• _WHAT TO WORK ON_
Spot every line with the word "values" and return it.

* Begin DATA EXTRACT *

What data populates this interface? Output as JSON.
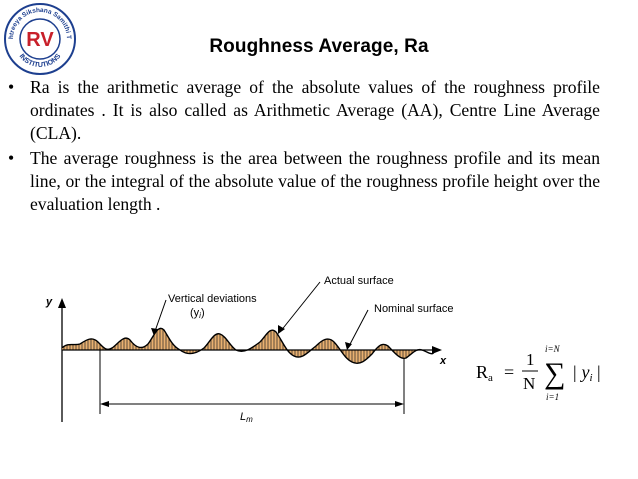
{
  "logo": {
    "letters": "RV",
    "ring_text_top": "Rashtreeya Sikshana Samithi Trust",
    "ring_text_bottom": "INSTITUTIONS"
  },
  "slide": {
    "title": "Roughness Average, Ra",
    "bullets": [
      {
        "marker": "•",
        "text": "Ra is the arithmetic average of the absolute values of the roughness profile ordinates . It is also called as Arithmetic Average (AA), Centre Line Average (CLA)."
      },
      {
        "marker": "•",
        "text": "The average roughness is the area between the roughness profile and its mean line, or the integral of the absolute value of the roughness profile height over the evaluation length ."
      }
    ]
  },
  "diagram": {
    "y_label": "y",
    "x_label": "x",
    "vertical_deviations_label": "Vertical deviations",
    "yi_label": "(y",
    "yi_sub": "i",
    "yi_close": ")",
    "actual_surface_label": "Actual surface",
    "nominal_surface_label": "Nominal surface",
    "length_label": "L",
    "length_sub": "m"
  },
  "formula": {
    "lhs": "R",
    "lhs_sub": "a",
    "equals": "=",
    "numerator": "1",
    "denominator": "N",
    "sum_top": "i=N",
    "sum_symbol": "∑",
    "sum_bottom": "i=1",
    "term": "| y",
    "term_sub": "i",
    "term_close": " |"
  },
  "colors": {
    "logo_red": "#c8202a",
    "logo_blue": "#1d3f8f",
    "hatch_fill": "#e8b070",
    "line": "#000000"
  }
}
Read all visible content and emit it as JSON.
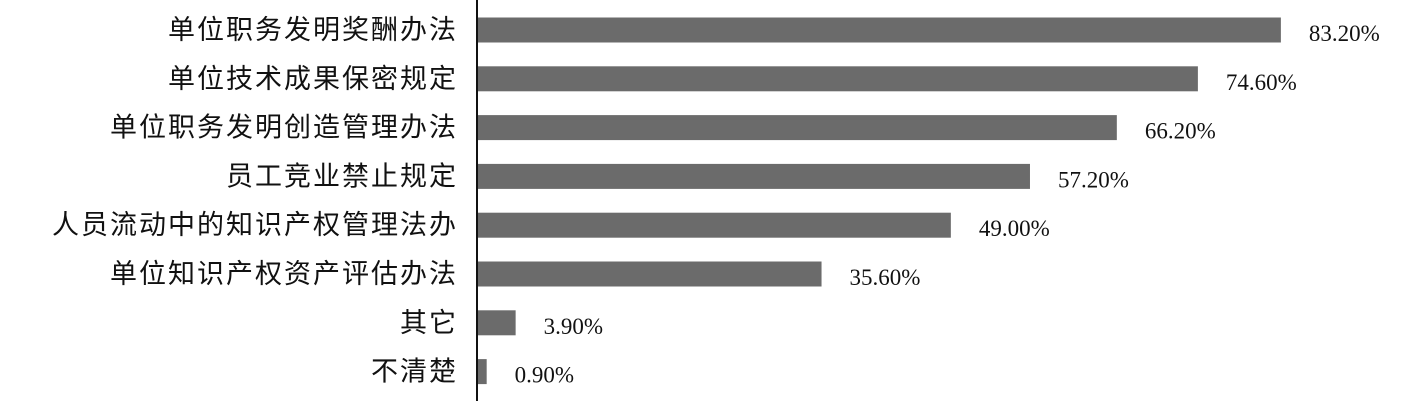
{
  "chart_data": {
    "type": "bar",
    "orientation": "horizontal",
    "categories": [
      "单位职务发明奖酬办法",
      "单位技术成果保密规定",
      "单位职务发明创造管理办法",
      "员工竞业禁止规定",
      "人员流动中的知识产权管理法办",
      "单位知识产权资产评估办法",
      "其它",
      "不清楚"
    ],
    "values": [
      83.2,
      74.6,
      66.2,
      57.2,
      49.0,
      35.6,
      3.9,
      0.9
    ],
    "value_labels": [
      "83.20%",
      "74.60%",
      "66.20%",
      "57.20%",
      "49.00%",
      "35.60%",
      "3.90%",
      "0.90%"
    ],
    "xlim": [
      0,
      100
    ],
    "grid": false,
    "legend": "none",
    "colors": {
      "bar": "#6b6b6b",
      "axis": "#111111",
      "text": "#111111"
    }
  }
}
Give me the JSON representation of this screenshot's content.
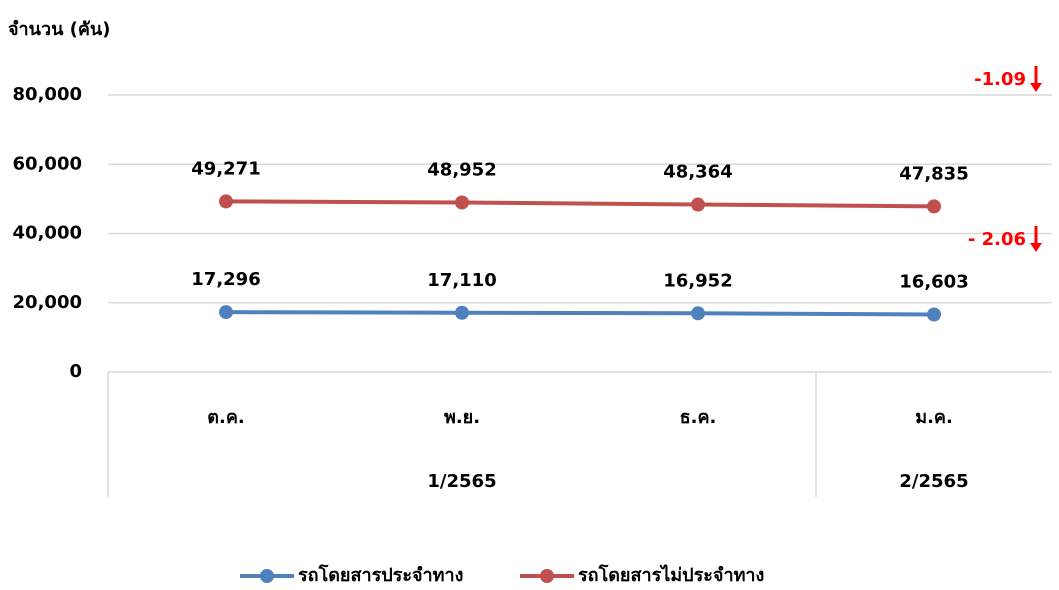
{
  "chart_data": {
    "type": "line",
    "y_axis_label": "จำนวน (คัน)",
    "categories": [
      "ต.ค.",
      "พ.ย.",
      "ธ.ค.",
      "ม.ค."
    ],
    "category_groups": [
      "1/2565",
      "1/2565",
      "1/2565",
      "2/2565"
    ],
    "ylim": [
      0,
      80000
    ],
    "yticks": [
      0,
      {
        "value": 20000,
        "label": "20,000"
      },
      {
        "value": 40000,
        "label": "40,000"
      },
      {
        "value": 60000,
        "label": "60,000"
      },
      {
        "value": 80000,
        "label": "80,000"
      }
    ],
    "grid": true,
    "legend": "bottom",
    "series": [
      {
        "name": "รถโดยสารประจำทาง",
        "color": "#4f81bd",
        "values": [
          17296,
          17110,
          16952,
          16603
        ],
        "value_labels": [
          "17,296",
          "17,110",
          "16,952",
          "16,603"
        ]
      },
      {
        "name": "รถโดยสารไม่ประจำทาง",
        "color": "#c0504d",
        "values": [
          49271,
          48952,
          48364,
          47835
        ],
        "value_labels": [
          "49,271",
          "48,952",
          "48,364",
          "47,835"
        ]
      }
    ],
    "annotations": [
      {
        "text": "-1.09",
        "color": "#ff0000"
      },
      {
        "text": "- 2.06",
        "color": "#ff0000"
      }
    ]
  }
}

* End DATA EXTRACT *

• _SOLUTION FOR THIS TASK_
        "text": "Ra is the arithmetic average of the absolute values of the roughness profile ordinates . It is also called as Arithmetic Average (AA), Centre Line Average (CLA)."
    "values": [
        "values": [
        "values": [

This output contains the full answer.